INSTRUCTIONS TO FOLLOW
Work out how many lines in the listing below include the word "مطلق"; answer with the number alone.

THE DATA
§ §
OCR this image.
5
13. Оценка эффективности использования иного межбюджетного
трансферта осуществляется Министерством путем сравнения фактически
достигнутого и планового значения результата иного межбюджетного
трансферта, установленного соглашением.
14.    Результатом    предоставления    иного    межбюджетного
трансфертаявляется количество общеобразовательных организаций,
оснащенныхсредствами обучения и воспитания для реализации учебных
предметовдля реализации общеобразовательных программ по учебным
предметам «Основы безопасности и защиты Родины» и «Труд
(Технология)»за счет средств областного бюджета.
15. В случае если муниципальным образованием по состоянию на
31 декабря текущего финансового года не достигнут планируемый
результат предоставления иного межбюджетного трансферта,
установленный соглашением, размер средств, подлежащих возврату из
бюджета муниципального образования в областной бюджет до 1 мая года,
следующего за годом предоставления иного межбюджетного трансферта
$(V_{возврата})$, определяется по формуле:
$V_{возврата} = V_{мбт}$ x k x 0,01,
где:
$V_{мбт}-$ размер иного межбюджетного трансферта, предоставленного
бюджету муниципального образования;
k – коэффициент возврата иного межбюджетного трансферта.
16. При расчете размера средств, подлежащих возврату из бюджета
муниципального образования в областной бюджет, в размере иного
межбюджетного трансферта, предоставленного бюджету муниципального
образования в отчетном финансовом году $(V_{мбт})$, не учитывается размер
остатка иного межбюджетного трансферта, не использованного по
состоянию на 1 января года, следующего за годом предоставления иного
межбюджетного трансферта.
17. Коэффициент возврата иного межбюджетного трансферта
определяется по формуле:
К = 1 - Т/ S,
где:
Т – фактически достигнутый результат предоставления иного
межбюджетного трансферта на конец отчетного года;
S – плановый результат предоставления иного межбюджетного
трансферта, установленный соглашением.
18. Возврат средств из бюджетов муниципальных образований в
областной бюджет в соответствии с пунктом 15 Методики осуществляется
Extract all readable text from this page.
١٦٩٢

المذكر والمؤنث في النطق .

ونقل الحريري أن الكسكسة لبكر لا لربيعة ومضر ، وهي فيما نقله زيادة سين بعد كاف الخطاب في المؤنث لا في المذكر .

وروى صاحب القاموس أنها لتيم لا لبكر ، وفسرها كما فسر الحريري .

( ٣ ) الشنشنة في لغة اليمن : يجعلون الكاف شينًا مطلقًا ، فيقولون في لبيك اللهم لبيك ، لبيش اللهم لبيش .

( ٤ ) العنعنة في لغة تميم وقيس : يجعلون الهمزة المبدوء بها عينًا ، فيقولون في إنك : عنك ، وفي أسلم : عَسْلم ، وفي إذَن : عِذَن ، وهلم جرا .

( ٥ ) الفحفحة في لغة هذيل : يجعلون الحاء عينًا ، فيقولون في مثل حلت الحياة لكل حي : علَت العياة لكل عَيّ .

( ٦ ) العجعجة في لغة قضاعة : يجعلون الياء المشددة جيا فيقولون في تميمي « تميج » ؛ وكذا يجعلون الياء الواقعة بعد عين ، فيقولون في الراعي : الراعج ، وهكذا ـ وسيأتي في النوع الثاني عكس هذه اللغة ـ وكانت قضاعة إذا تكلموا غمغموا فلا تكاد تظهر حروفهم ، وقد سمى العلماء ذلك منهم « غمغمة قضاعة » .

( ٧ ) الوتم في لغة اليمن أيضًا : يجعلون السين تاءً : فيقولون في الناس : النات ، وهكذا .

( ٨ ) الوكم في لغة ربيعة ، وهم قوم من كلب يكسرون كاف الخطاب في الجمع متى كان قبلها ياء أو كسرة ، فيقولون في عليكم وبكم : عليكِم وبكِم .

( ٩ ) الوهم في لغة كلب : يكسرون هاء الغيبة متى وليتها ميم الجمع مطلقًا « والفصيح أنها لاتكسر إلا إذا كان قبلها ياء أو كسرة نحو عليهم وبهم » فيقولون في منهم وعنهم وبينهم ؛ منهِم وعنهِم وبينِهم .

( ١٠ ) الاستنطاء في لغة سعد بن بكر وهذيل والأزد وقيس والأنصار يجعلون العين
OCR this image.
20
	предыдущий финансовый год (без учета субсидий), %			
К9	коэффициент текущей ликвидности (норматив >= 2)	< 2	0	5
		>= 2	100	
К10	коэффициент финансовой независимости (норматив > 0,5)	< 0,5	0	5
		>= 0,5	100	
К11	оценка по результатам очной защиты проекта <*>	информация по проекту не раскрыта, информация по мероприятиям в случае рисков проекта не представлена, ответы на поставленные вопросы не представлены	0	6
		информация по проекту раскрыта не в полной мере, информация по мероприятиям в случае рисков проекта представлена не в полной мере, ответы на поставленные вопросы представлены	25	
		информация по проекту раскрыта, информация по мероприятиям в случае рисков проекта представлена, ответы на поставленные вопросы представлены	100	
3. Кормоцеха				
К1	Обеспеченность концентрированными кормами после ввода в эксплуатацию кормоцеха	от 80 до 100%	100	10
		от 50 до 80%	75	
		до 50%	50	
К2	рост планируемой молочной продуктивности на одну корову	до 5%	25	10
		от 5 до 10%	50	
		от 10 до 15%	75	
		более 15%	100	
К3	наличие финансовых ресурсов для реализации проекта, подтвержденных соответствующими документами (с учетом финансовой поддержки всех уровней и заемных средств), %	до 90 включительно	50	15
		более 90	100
§ §
OUTPUT OF THE TASK
2